# Data shown:
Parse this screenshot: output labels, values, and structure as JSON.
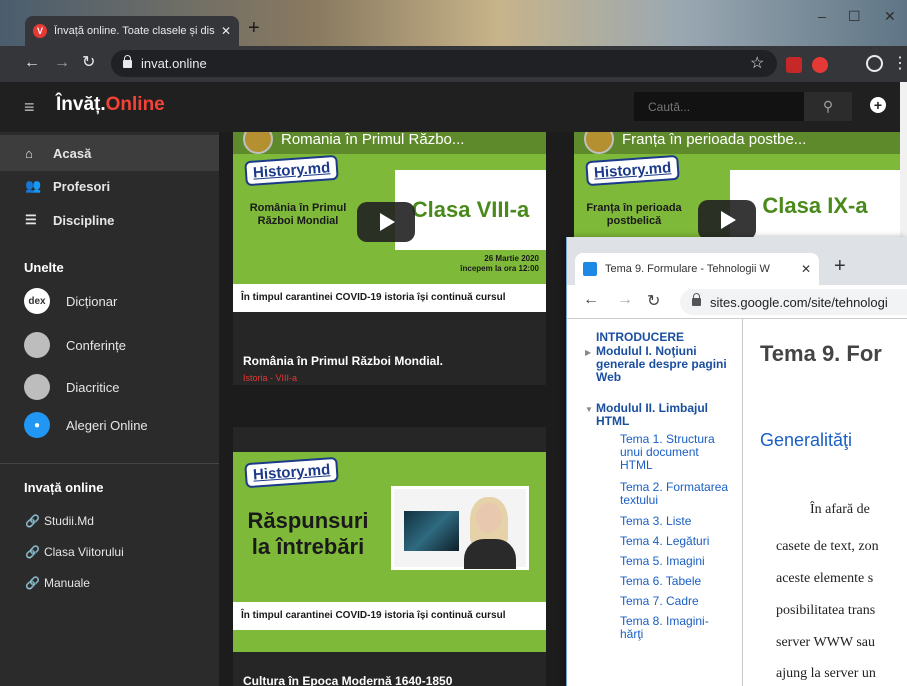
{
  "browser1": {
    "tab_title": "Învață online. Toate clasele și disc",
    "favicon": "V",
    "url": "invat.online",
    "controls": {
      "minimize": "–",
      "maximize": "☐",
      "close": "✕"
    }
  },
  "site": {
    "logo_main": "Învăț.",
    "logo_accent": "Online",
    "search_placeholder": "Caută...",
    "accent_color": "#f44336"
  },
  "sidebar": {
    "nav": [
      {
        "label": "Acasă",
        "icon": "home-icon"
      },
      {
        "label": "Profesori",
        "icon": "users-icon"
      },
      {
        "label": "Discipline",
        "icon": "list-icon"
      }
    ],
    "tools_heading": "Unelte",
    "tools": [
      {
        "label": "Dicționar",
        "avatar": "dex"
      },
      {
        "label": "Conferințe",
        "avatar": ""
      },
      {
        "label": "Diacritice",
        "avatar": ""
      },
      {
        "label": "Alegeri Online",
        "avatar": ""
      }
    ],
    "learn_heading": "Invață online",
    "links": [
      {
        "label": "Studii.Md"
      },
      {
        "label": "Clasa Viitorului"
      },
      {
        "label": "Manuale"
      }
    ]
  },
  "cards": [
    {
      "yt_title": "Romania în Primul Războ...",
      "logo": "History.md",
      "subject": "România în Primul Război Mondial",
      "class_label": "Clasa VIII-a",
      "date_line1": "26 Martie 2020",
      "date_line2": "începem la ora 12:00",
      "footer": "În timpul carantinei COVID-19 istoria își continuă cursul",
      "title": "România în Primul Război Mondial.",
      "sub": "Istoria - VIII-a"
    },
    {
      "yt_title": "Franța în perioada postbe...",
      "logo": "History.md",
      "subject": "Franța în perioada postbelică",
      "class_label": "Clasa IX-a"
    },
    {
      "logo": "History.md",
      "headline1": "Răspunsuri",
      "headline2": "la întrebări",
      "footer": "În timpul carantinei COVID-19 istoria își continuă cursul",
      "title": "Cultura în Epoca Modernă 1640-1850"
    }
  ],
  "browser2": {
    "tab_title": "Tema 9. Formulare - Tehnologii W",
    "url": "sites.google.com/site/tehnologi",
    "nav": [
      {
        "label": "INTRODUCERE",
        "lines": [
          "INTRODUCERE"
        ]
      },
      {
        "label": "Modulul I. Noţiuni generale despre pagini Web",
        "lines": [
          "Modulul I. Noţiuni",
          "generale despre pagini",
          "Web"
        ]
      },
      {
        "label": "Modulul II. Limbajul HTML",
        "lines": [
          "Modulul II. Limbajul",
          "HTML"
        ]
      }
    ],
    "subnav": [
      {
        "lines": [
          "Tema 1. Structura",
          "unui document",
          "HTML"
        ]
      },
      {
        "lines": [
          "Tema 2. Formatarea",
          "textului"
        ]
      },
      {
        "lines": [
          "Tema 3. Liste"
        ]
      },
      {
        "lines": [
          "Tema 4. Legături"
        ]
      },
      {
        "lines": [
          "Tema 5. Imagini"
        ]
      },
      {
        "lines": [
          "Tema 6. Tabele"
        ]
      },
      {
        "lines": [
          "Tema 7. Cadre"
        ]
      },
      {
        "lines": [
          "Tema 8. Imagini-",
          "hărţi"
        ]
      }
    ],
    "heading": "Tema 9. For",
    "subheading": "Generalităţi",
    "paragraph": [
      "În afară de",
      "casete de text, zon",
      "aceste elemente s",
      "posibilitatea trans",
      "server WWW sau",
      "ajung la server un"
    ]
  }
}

--

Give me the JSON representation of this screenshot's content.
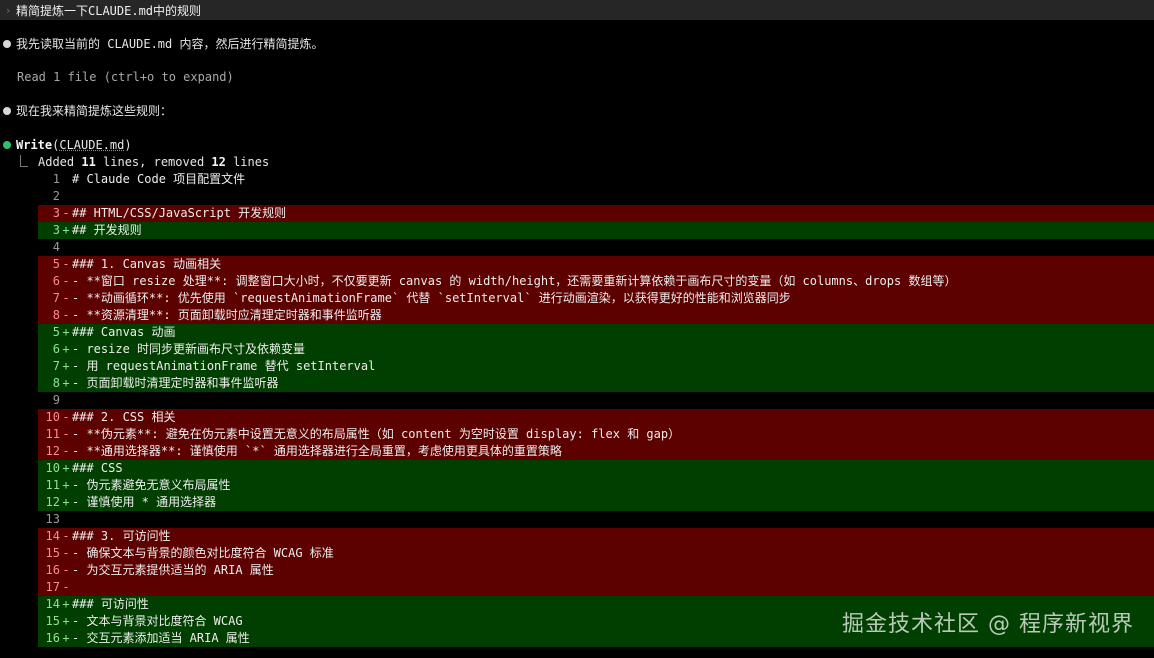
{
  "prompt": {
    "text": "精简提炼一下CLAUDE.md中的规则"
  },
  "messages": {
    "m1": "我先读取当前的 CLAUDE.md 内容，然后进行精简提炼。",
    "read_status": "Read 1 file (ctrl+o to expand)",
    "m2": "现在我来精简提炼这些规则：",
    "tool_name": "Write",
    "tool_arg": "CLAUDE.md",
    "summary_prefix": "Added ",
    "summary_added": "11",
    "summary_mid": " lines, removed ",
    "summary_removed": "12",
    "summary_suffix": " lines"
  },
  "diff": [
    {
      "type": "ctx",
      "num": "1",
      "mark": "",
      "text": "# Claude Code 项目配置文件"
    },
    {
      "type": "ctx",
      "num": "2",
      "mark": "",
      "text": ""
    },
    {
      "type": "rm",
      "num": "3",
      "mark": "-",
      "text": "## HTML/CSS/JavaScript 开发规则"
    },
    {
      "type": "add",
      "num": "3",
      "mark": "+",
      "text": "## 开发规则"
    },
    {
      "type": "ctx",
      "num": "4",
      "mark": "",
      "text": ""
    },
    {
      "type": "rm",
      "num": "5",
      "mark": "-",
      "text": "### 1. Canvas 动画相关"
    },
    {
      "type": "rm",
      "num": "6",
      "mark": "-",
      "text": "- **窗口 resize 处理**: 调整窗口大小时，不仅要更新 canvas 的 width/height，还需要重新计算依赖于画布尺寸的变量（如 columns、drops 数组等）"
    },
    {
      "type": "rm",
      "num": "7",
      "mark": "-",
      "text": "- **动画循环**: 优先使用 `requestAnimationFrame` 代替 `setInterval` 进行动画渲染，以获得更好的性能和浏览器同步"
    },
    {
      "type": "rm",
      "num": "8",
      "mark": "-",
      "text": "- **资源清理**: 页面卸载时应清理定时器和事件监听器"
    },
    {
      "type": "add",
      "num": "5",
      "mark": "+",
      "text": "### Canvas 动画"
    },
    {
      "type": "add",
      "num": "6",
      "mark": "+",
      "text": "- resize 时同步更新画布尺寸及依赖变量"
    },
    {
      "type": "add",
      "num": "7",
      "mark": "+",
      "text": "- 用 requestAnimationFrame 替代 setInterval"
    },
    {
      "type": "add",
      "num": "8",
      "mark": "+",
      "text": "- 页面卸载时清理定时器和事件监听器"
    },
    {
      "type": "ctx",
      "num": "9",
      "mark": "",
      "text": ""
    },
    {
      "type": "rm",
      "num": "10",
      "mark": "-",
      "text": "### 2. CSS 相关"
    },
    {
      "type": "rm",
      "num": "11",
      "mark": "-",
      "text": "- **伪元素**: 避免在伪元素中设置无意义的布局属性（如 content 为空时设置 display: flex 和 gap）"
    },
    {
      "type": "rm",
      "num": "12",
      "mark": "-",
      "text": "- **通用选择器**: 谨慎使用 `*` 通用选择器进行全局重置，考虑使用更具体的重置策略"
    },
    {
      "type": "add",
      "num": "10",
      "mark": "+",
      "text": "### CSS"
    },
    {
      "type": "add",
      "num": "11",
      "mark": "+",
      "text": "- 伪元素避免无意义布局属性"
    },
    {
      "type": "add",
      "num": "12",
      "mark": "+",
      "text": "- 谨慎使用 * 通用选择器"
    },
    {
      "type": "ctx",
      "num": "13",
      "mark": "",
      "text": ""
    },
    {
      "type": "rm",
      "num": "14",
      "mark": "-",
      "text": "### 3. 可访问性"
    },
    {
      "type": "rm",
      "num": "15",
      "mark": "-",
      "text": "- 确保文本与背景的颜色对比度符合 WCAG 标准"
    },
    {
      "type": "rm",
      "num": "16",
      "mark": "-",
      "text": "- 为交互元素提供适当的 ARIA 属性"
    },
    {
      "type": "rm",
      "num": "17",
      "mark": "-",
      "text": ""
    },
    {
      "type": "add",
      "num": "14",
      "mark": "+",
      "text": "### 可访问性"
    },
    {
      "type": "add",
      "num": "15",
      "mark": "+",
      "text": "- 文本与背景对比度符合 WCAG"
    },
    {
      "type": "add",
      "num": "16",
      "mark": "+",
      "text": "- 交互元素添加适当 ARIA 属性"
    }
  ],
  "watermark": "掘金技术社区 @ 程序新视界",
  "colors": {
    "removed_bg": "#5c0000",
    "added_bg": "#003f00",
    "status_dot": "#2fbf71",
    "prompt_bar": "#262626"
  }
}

...

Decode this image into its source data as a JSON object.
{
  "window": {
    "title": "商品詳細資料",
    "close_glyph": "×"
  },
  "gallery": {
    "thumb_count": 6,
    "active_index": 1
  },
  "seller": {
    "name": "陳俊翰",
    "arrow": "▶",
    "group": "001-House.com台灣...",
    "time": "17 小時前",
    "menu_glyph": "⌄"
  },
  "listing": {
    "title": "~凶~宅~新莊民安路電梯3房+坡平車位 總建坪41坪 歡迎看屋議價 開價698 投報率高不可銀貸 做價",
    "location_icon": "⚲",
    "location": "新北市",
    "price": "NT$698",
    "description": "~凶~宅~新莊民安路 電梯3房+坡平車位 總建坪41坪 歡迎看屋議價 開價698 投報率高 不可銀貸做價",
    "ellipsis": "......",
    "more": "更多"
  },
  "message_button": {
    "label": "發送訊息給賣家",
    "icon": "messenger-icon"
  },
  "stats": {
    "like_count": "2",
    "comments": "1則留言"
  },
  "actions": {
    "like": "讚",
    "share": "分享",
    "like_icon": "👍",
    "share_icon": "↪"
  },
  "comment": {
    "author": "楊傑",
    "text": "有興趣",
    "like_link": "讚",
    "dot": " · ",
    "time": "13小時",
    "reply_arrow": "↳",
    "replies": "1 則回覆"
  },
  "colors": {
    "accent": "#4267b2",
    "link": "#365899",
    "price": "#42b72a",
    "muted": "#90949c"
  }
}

# Your goal:
Only the number is wanted: how many lines in the data include the word "despre"?

# Solution for this exercise:
2